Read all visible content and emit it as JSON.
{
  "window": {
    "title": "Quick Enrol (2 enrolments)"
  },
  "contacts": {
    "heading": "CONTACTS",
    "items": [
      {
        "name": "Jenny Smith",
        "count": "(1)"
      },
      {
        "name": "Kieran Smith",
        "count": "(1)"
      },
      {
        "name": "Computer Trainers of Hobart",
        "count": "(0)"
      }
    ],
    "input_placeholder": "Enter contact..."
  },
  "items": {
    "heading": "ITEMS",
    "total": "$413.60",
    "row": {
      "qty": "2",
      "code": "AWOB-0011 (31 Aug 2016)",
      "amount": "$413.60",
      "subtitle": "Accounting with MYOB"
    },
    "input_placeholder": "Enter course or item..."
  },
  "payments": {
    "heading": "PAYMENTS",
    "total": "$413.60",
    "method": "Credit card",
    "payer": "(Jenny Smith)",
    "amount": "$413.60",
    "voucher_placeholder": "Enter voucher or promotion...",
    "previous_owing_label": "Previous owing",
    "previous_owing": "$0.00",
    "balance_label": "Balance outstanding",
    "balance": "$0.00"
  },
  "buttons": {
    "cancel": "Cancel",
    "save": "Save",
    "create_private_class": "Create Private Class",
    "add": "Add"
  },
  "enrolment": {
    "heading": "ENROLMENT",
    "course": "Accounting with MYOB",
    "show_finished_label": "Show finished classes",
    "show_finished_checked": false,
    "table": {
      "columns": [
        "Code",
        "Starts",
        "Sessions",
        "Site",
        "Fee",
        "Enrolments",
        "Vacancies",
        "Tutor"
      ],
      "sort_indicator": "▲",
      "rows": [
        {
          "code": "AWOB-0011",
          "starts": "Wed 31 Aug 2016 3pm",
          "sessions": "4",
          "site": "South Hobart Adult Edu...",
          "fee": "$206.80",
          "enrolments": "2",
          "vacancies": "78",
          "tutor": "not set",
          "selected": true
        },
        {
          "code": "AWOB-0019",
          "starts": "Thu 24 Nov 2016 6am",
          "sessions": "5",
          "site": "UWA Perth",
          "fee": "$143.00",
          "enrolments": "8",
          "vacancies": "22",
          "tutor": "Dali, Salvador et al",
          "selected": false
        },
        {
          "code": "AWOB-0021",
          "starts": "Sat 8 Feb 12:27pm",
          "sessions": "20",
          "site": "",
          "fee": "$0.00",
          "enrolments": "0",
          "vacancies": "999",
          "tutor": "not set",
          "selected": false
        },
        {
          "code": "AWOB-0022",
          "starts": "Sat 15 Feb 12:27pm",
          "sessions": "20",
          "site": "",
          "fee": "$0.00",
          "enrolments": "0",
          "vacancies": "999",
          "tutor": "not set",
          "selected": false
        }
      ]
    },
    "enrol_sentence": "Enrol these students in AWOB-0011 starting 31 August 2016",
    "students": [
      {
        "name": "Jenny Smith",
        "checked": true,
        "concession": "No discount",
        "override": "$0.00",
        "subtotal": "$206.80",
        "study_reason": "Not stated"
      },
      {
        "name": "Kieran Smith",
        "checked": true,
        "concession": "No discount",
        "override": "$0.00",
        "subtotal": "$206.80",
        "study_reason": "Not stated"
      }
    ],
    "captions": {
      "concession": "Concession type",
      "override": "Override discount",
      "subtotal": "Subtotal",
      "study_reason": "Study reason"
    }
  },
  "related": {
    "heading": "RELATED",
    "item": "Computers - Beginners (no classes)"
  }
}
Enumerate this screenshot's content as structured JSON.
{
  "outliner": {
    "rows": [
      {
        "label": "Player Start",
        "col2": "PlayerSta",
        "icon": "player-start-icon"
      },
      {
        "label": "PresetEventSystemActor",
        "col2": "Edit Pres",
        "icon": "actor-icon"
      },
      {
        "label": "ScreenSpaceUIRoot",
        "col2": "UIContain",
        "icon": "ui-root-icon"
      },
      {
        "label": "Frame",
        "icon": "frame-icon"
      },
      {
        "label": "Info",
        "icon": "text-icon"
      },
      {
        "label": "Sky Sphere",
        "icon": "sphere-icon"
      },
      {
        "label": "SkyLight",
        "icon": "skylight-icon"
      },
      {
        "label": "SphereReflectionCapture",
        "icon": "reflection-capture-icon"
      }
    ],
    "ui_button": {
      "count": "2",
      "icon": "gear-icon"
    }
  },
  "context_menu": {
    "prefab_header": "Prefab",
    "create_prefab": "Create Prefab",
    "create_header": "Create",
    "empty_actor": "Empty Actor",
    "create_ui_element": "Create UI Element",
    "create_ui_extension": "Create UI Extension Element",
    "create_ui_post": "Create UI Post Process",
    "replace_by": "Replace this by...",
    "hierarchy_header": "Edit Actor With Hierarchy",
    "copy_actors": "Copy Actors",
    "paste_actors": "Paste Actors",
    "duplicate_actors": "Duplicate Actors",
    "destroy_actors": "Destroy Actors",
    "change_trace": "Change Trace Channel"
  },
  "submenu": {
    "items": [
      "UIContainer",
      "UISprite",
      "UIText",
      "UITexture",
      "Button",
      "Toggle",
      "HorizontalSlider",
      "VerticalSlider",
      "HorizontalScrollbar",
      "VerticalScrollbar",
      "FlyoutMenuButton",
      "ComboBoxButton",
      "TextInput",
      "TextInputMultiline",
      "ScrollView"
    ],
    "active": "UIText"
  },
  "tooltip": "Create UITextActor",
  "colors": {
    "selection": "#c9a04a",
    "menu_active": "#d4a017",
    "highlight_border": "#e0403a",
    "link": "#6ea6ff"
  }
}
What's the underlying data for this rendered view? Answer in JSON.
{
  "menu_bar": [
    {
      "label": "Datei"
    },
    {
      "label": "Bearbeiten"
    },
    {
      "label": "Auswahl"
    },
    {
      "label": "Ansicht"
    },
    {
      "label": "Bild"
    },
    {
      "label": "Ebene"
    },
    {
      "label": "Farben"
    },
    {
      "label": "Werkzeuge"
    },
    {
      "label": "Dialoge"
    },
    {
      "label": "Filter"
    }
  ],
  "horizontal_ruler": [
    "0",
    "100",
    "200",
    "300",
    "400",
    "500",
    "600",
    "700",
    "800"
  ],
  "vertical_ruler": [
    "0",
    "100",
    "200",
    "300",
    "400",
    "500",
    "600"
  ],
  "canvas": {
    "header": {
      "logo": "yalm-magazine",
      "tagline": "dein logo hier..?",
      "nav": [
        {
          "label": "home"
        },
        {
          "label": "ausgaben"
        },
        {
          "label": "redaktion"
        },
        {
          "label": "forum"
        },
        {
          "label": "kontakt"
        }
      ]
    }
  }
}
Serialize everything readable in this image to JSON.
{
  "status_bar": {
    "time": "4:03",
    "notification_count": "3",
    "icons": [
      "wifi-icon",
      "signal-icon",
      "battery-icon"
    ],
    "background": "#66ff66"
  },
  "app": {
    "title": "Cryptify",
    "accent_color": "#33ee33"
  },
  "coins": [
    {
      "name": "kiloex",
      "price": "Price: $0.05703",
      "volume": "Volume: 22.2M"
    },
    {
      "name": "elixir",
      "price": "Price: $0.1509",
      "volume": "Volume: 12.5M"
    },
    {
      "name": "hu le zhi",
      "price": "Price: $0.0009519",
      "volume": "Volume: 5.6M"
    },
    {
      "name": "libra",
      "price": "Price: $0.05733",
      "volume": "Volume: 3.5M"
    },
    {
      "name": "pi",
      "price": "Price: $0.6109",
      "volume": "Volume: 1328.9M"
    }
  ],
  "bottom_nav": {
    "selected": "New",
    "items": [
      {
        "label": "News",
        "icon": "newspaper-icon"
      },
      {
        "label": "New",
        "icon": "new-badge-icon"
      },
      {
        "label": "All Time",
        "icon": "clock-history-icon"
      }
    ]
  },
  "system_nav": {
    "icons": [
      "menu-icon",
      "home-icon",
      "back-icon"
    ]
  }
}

--*--

[What the task asks]
Where does the word "Accounting" appear in the listing? List each line that holds it.

[Full answer]
      "subtitle": "Accounting with MYOB"
    "course": "Accounting with MYOB",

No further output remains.